--- Material supplied ---

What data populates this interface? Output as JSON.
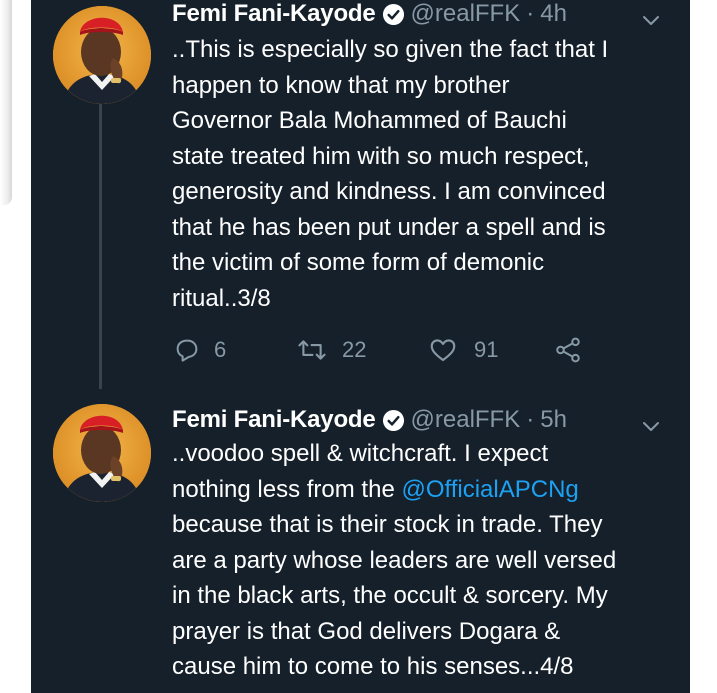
{
  "tweets": [
    {
      "author_name": "Femi Fani-Kayode",
      "handle": "@realFFK",
      "separator": "·",
      "time": "4h",
      "text": "..This is especially so given the fact that I\nhappen to know that my brother\nGovernor Bala Mohammed of Bauchi\nstate treated him with so much respect,\ngenerosity and kindness. I am convinced\nthat he  has been put under a spell and is\nthe victim of some form of demonic\nritual..3/8",
      "reply_count": "6",
      "retweet_count": "22",
      "like_count": "91"
    },
    {
      "author_name": "Femi Fani-Kayode",
      "handle": "@realFFK",
      "separator": "·",
      "time": "5h",
      "text_line1": "..voodoo spell & witchcraft. I expect",
      "text_before_mention": "nothing less from the ",
      "mention": "@OfficialAPCNg",
      "text_after_mention": "because that is their stock in trade. They\nare a party whose leaders are well versed\nin the black arts, the occult & sorcery. My\nprayer is that God delivers Dogara &\ncause him to come to his senses...4/8"
    }
  ],
  "icons": {
    "verified": "verified-badge-icon",
    "menu": "chevron-down-icon",
    "reply": "reply-icon",
    "retweet": "retweet-icon",
    "like": "heart-icon",
    "share": "share-icon"
  },
  "colors": {
    "background": "#15202b",
    "text": "#ffffff",
    "secondary_text": "#8899a6",
    "link": "#1da1f2",
    "thread_line": "#38444d"
  }
}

---

**Objective**
Transcribe every line from the records above without alteration, and leave out the images.

**Result of the task**
What data populates this interface? Output as JSON.
{
  "tweets": [
    {
      "author_name": "Femi Fani-Kayode",
      "handle": "@realFFK",
      "separator": "·",
      "time": "4h",
      "text": "..This is especially so given the fact that I\nhappen to know that my brother\nGovernor Bala Mohammed of Bauchi\nstate treated him with so much respect,\ngenerosity and kindness. I am convinced\nthat he  has been put under a spell and is\nthe victim of some form of demonic\nritual..3/8",
      "reply_count": "6",
      "retweet_count": "22",
      "like_count": "91"
    },
    {
      "author_name": "Femi Fani-Kayode",
      "handle": "@realFFK",
      "separator": "·",
      "time": "5h",
      "text_line1": "..voodoo spell & witchcraft. I expect",
      "text_before_mention": "nothing less from the ",
      "mention": "@OfficialAPCNg",
      "text_after_mention": "because that is their stock in trade. They\nare a party whose leaders are well versed\nin the black arts, the occult & sorcery. My\nprayer is that God delivers Dogara &\ncause him to come to his senses...4/8"
    }
  ],
  "icons": {
    "verified": "verified-badge-icon",
    "menu": "chevron-down-icon",
    "reply": "reply-icon",
    "retweet": "retweet-icon",
    "like": "heart-icon",
    "share": "share-icon"
  },
  "colors": {
    "background": "#15202b",
    "text": "#ffffff",
    "secondary_text": "#8899a6",
    "link": "#1da1f2",
    "thread_line": "#38444d"
  }
}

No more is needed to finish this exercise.